Exercise prompt
All of the data needs to be printed again, exactly as written.

======== Provided records

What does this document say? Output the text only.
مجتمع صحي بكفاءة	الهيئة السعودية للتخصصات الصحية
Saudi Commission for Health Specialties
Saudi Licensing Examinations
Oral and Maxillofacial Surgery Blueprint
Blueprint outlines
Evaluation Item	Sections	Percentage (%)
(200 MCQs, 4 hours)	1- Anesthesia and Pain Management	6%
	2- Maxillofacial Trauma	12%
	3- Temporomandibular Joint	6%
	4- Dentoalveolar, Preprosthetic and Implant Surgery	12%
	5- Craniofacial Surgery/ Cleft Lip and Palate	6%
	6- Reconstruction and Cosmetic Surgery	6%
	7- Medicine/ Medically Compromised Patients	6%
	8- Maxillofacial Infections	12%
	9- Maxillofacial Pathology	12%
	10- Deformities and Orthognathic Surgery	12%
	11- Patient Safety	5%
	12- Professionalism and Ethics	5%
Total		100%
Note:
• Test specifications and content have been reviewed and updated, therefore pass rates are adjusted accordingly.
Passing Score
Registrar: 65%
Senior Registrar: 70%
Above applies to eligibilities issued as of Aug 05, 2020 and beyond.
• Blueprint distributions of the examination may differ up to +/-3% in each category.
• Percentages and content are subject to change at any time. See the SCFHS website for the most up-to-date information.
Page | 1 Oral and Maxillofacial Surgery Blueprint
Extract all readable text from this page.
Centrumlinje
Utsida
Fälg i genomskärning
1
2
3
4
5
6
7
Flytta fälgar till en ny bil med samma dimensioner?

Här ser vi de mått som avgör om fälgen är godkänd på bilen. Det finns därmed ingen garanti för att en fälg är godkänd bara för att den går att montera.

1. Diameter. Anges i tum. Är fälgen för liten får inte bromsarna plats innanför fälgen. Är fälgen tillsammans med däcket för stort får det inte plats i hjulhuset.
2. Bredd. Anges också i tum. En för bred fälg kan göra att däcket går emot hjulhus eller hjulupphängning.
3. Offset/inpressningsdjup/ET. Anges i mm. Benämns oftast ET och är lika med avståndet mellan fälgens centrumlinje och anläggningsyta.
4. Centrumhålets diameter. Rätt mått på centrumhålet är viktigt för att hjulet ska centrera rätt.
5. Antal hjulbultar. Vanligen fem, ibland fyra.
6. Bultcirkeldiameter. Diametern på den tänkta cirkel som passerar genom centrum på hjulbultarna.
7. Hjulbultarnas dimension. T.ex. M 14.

================

Answer section
What does this document say? Output the text only.
مجتمع صحي بكفاءة	الهيئة السعودية للتخصصات الصحية
Saudi Commission for Health Specialties
Saudi Licensing Examinations
Oral and Maxillofacial Surgery Blueprint
Blueprint outlines
Evaluation Item	Sections	Percentage (%)
(200 MCQs, 4 hours)	1- Anesthesia and Pain Management	6%
	2- Maxillofacial Trauma	12%
	3- Temporomandibular Joint	6%
	4- Dentoalveolar, Preprosthetic and Implant Surgery	12%
	5- Craniofacial Surgery/ Cleft Lip and Palate	6%
	6- Reconstruction and Cosmetic Surgery	6%
	7- Medicine/ Medically Compromised Patients	6%
	8- Maxillofacial Infections	12%
	9- Maxillofacial Pathology	12%
	10- Deformities and Orthognathic Surgery	12%
	11- Patient Safety	5%
	12- Professionalism and Ethics	5%
Total		100%
Note:
• Test specifications and content have been reviewed and updated, therefore pass rates are adjusted accordingly.
Passing Score
Registrar: 65%
Senior Registrar: 70%
Above applies to eligibilities issued as of Aug 05, 2020 and beyond.
• Blueprint distributions of the examination may differ up to +/-3% in each category.
• Percentages and content are subject to change at any time. See the SCFHS website for the most up-to-date information.
Page | 1 Oral and Maxillofacial Surgery Blueprint
Extract all readable text from this page.
Centrumlinje
Utsida
Fälg i genomskärning
1
2
3
4
5
6
7
Flytta fälgar till en ny bil med samma dimensioner?

Här ser vi de mått som avgör om fälgen är godkänd på bilen. Det finns därmed ingen garanti för att en fälg är godkänd bara för att den går att montera.

1. Diameter. Anges i tum. Är fälgen för liten får inte bromsarna plats innanför fälgen. Är fälgen tillsammans med däcket för stort får det inte plats i hjulhuset.
2. Bredd. Anges också i tum. En för bred fälg kan göra att däcket går emot hjulhus eller hjulupphängning.
3. Offset/inpressningsdjup/ET. Anges i mm. Benämns oftast ET och är lika med avståndet mellan fälgens centrumlinje och anläggningsyta.
4. Centrumhålets diameter. Rätt mått på centrumhålet är viktigt för att hjulet ska centrera rätt.
5. Antal hjulbultar. Vanligen fem, ibland fyra.
6. Bultcirkeldiameter. Diametern på den tänkta cirkel som passerar genom centrum på hjulbultarna.
7. Hjulbultarnas dimension. T.ex. M 14.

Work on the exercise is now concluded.